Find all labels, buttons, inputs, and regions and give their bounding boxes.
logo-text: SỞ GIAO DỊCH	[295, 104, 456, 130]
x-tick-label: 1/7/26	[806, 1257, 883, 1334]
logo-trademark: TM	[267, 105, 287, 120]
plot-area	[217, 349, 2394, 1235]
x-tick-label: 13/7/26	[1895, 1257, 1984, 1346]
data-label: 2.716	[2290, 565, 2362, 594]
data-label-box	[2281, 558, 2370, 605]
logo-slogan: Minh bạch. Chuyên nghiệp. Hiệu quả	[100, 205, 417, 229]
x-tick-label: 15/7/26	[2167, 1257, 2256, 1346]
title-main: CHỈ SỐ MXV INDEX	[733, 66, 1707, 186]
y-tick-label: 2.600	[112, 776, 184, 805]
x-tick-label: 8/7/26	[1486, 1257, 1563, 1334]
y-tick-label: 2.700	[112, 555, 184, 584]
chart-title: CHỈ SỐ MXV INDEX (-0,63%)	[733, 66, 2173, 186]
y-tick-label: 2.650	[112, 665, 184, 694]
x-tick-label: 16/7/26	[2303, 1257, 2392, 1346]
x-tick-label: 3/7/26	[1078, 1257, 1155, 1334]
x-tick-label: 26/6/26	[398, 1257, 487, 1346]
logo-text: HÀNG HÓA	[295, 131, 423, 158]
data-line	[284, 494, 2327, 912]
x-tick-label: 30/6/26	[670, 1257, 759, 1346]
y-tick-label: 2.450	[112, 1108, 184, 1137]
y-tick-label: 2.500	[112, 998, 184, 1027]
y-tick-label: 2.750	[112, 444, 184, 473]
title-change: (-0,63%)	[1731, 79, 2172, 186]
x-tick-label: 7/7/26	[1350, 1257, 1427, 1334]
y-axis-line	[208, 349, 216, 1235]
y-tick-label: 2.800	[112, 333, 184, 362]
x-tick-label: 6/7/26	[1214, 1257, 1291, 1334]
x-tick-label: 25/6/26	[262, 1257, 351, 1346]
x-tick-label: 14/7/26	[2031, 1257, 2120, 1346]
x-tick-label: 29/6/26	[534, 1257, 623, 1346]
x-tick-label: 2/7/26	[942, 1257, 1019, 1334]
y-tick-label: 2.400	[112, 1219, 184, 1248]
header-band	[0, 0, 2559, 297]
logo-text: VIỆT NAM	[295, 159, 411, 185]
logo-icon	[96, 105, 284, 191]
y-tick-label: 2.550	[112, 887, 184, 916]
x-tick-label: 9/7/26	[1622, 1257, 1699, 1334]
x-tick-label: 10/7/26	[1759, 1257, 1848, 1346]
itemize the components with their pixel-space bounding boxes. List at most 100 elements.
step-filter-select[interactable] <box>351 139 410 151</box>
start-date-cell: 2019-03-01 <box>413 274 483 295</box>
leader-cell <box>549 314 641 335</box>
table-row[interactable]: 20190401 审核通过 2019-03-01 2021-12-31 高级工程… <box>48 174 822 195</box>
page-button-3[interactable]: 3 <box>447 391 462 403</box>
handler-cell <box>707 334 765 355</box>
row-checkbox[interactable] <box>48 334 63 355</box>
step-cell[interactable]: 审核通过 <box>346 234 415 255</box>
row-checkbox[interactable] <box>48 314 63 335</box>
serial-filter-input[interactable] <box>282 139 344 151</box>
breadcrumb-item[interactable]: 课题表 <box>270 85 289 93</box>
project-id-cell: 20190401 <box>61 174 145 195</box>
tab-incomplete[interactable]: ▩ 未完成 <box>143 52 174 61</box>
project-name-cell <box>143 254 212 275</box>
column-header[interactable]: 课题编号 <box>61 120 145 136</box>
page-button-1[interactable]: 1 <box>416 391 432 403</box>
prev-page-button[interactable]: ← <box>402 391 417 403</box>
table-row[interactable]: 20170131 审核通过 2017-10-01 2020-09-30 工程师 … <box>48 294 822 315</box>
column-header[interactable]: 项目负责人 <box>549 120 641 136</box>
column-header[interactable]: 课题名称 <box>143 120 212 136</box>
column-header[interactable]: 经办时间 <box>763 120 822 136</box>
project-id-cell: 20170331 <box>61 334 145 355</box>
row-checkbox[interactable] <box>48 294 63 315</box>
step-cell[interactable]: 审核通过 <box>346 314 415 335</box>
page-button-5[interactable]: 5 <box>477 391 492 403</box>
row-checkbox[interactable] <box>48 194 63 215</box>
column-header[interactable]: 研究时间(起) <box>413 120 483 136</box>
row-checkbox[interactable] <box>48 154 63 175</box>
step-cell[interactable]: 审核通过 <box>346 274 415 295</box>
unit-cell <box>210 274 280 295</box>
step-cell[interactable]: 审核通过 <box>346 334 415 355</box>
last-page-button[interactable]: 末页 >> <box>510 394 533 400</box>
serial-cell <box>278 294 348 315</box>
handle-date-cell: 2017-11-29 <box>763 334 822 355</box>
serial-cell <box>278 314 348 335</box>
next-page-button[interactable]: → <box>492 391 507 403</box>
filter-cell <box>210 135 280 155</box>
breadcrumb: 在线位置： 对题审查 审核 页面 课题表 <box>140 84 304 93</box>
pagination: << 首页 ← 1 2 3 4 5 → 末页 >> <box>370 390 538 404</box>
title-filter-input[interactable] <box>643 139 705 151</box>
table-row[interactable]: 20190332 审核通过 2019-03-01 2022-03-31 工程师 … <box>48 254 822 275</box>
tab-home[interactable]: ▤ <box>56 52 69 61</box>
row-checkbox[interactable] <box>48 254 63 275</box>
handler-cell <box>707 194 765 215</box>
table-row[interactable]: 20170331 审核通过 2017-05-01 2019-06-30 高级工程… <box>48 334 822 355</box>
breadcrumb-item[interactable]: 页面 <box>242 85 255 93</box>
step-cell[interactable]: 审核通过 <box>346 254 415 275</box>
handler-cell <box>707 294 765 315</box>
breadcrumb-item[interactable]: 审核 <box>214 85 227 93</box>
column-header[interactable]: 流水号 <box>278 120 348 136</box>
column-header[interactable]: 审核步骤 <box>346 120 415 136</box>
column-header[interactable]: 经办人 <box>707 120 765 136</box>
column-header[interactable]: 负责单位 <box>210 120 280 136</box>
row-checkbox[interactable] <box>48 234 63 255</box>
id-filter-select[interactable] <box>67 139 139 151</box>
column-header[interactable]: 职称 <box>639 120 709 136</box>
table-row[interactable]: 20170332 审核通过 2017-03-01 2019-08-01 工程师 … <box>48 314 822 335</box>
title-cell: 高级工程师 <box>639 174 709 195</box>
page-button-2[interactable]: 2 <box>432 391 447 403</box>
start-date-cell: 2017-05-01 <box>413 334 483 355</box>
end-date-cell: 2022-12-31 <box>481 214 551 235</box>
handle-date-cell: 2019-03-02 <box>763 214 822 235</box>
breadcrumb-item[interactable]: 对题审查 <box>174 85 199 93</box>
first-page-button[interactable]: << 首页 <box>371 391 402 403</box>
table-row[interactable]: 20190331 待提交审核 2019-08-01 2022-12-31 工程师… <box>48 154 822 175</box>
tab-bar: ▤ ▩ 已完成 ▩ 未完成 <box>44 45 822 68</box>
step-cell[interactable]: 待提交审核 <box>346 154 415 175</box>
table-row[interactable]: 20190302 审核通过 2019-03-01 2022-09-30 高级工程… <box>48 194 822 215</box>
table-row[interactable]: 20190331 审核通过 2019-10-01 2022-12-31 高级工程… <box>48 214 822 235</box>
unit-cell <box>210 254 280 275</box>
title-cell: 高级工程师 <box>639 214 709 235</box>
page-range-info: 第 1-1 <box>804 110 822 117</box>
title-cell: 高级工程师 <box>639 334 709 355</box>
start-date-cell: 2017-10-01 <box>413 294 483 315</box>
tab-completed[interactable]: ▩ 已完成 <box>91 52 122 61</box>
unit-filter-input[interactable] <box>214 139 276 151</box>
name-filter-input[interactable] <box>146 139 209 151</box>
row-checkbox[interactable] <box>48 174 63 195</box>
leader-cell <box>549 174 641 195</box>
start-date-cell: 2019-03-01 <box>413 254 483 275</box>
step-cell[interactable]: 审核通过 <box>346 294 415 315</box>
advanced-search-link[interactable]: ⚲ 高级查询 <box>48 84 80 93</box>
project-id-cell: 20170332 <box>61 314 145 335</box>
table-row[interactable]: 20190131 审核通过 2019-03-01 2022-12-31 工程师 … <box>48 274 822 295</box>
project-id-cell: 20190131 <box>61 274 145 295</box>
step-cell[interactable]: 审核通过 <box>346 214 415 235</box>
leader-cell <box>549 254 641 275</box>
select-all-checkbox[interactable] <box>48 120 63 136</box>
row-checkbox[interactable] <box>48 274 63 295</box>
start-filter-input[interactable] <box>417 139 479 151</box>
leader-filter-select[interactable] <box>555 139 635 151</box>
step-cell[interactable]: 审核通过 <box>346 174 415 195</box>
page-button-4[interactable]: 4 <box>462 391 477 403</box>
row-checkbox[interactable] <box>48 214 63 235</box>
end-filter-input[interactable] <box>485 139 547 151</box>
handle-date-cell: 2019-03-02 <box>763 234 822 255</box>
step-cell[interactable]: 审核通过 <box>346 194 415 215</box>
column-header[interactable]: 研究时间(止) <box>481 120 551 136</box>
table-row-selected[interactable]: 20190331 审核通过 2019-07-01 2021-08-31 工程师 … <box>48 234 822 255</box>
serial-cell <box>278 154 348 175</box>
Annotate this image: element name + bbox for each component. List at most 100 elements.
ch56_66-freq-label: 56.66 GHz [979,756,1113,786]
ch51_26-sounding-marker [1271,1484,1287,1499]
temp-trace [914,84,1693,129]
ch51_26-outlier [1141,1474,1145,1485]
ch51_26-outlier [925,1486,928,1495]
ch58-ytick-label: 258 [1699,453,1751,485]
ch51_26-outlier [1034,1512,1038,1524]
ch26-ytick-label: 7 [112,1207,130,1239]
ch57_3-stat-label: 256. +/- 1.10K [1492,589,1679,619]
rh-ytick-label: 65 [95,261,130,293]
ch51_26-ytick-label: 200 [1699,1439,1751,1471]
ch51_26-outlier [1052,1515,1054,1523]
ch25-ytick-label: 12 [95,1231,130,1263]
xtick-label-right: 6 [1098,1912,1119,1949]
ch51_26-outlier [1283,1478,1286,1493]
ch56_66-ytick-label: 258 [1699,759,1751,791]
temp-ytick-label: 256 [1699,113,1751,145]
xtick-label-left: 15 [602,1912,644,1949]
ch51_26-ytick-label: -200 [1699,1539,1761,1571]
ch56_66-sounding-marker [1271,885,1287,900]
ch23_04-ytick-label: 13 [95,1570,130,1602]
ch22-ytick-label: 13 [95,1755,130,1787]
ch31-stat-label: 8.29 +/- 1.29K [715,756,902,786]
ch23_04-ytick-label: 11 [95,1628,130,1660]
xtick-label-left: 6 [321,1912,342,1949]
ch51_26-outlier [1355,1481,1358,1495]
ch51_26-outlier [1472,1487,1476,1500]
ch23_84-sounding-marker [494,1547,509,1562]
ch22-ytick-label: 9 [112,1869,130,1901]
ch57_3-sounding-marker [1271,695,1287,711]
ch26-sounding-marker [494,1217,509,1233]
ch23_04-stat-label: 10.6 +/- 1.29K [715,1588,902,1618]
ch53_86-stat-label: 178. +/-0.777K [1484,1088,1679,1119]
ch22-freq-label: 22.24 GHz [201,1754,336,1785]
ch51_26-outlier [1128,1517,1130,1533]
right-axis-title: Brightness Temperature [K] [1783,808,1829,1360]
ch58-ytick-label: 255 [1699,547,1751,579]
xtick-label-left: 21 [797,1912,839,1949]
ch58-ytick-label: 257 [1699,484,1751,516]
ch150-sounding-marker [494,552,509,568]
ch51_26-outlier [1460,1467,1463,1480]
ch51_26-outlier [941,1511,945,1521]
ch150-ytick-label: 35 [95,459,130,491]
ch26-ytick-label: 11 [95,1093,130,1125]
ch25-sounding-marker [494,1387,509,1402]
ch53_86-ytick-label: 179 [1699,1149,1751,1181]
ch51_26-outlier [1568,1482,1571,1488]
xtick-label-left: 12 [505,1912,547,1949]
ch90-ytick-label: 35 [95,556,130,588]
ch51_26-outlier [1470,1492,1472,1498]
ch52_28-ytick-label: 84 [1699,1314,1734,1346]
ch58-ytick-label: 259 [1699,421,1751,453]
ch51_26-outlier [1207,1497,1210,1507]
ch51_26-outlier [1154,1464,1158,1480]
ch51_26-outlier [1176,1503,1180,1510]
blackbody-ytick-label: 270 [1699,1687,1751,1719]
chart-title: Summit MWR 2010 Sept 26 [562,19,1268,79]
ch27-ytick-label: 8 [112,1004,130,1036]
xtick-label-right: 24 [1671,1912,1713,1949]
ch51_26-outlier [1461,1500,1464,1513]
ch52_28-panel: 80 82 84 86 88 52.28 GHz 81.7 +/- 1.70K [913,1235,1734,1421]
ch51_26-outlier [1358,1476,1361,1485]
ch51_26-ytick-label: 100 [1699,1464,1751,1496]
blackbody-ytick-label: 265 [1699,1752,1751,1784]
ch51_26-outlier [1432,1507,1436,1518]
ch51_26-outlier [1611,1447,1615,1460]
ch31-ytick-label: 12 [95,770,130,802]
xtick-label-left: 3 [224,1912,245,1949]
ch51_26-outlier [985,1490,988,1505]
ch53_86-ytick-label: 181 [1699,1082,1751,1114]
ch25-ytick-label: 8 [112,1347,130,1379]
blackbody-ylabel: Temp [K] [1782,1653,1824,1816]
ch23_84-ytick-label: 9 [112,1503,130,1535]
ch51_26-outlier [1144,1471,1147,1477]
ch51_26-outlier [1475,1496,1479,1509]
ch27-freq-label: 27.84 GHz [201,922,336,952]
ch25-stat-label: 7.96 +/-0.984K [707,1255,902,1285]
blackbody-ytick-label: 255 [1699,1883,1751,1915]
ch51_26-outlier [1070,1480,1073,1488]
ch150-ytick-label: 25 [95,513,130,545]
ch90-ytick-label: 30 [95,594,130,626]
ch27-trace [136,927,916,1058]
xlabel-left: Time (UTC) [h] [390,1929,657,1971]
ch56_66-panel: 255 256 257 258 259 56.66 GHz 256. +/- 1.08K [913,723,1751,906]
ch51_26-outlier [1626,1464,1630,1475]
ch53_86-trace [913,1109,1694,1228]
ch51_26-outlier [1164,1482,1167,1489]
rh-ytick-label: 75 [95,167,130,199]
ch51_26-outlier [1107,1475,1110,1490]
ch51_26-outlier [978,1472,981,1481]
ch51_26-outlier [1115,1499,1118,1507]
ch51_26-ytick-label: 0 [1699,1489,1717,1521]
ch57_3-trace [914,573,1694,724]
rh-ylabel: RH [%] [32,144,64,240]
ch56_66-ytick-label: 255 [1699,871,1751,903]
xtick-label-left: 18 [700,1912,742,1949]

THE PROBLEM: Reproduce the data above word for word, starting at its first line and ending after the line that contains "logo-slogan: Minh bạch.".

THE RESPONSE:
Find all labels, buttons, inputs, and regions and give their bounding boxes.
logo-text: SỞ GIAO DỊCH	[295, 104, 456, 130]
x-tick-label: 1/7/26	[806, 1257, 883, 1334]
logo-trademark: TM	[267, 105, 287, 120]
plot-area	[217, 349, 2394, 1235]
x-tick-label: 13/7/26	[1895, 1257, 1984, 1346]
data-label: 2.716	[2290, 565, 2362, 594]
data-label-box	[2281, 558, 2370, 605]
logo-slogan: Minh bạch. Chuyên nghiệp. Hiệu quả	[100, 205, 417, 229]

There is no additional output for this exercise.